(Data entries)
------------------------------

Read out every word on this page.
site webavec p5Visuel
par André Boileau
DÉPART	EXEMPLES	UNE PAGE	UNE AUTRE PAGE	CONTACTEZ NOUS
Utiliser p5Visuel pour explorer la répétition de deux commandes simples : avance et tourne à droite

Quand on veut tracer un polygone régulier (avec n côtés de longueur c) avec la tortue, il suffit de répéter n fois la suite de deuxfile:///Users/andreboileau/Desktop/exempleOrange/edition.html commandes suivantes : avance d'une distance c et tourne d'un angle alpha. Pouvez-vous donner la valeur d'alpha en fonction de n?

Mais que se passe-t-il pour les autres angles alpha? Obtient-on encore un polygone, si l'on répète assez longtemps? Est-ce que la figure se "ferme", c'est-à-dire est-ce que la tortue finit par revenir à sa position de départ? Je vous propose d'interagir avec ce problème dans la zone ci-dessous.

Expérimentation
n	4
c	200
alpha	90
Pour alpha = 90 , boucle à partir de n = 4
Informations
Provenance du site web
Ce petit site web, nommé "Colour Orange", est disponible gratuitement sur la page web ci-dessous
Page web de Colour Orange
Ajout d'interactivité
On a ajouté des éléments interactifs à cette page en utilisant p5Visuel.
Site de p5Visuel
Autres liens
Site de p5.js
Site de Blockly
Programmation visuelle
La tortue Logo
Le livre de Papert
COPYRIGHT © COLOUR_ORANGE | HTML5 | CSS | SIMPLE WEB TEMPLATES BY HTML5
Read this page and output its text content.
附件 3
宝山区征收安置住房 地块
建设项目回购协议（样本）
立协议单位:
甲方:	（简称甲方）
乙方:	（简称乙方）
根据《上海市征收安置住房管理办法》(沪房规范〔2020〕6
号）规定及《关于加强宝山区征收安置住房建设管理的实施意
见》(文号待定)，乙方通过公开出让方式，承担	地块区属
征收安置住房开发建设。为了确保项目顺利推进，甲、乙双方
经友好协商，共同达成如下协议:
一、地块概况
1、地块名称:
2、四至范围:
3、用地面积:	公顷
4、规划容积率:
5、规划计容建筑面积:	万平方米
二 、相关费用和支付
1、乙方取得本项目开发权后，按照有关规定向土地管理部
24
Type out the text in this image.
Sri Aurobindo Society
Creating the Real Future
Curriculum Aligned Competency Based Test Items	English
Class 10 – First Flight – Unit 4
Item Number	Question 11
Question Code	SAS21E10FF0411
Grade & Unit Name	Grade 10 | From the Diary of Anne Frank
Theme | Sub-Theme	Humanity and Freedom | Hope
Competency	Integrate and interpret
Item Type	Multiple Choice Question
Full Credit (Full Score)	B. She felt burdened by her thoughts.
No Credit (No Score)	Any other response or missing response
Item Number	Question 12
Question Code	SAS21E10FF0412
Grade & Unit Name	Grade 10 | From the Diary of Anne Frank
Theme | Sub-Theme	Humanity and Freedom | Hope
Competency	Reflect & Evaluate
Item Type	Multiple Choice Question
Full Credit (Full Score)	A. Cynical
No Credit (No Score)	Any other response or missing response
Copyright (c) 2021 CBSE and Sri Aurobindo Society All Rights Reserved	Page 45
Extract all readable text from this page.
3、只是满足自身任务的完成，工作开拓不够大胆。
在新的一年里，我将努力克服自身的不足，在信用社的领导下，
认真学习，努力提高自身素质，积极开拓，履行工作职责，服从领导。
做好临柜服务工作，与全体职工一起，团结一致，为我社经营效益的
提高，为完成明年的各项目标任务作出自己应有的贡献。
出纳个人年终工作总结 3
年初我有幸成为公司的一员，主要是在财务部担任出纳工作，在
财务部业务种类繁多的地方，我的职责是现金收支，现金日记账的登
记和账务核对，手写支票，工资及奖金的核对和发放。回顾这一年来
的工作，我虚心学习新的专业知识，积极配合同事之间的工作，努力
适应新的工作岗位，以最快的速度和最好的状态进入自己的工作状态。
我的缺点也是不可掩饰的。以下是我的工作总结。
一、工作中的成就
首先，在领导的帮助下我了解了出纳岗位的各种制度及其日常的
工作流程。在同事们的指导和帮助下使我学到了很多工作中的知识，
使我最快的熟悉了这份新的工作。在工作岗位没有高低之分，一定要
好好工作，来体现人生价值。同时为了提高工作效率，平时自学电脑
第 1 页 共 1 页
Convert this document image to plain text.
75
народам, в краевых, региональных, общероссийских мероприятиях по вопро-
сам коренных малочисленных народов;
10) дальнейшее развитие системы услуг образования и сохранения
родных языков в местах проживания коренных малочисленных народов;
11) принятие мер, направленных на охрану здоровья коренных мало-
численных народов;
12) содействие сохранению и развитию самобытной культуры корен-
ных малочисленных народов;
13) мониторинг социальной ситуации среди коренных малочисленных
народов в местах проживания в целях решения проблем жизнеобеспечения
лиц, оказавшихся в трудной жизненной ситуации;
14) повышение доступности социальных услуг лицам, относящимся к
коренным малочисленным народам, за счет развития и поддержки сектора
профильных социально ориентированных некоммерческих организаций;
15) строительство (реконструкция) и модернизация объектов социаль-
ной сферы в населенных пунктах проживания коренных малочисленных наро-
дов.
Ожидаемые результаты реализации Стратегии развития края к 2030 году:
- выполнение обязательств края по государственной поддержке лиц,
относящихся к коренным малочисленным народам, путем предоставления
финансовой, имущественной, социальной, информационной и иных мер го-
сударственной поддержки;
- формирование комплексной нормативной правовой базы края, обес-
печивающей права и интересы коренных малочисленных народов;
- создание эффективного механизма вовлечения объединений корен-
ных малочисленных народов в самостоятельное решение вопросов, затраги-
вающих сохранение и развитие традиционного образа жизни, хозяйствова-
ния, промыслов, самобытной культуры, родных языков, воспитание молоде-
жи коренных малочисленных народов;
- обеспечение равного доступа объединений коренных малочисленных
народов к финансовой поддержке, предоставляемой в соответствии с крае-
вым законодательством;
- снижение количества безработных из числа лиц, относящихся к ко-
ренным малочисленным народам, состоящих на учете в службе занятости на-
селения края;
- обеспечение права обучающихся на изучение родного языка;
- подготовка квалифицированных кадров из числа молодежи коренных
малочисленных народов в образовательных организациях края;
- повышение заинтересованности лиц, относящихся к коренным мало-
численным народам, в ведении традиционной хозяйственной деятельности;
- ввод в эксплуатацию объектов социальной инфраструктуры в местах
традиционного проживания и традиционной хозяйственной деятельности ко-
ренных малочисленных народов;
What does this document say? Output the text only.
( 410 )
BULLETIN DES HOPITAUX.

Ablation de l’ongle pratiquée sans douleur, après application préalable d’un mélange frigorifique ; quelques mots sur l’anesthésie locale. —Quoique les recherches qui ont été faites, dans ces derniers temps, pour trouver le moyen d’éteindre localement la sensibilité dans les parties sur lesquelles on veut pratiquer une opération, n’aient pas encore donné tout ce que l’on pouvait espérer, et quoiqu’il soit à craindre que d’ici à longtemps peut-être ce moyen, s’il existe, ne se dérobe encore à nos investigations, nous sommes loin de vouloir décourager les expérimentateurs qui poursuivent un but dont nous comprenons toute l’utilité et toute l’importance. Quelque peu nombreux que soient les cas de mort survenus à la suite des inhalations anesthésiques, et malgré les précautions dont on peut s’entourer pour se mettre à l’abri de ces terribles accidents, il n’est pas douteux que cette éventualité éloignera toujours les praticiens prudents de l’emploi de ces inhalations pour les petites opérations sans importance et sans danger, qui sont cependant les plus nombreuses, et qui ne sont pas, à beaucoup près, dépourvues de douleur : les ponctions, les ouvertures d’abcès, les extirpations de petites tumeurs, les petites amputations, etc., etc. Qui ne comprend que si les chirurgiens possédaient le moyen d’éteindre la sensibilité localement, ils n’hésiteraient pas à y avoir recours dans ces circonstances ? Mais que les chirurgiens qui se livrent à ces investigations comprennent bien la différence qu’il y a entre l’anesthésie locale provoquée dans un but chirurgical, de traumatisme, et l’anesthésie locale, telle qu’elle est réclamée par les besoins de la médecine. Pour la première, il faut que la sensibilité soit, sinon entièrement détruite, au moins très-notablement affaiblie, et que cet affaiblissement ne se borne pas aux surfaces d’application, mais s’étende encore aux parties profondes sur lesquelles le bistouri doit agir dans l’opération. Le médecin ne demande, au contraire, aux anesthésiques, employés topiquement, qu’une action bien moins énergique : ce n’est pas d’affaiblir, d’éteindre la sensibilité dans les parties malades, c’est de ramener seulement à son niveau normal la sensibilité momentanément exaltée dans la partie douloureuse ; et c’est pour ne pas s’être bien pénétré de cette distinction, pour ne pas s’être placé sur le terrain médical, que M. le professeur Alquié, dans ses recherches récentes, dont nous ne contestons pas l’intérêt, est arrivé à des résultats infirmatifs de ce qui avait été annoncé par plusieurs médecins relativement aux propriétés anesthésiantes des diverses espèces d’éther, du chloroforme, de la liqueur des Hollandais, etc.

------------------------------

→ **Work to do**
Find the lines above that include the string "Score" and copy them.

→ **Right answer**
Full Credit (Full Score)	B. She felt burdened by her thoughts.
No Credit (No Score)	Any other response or missing response
Full Credit (Full Score)	A. Cynical
No Credit (No Score)	Any other response or missing response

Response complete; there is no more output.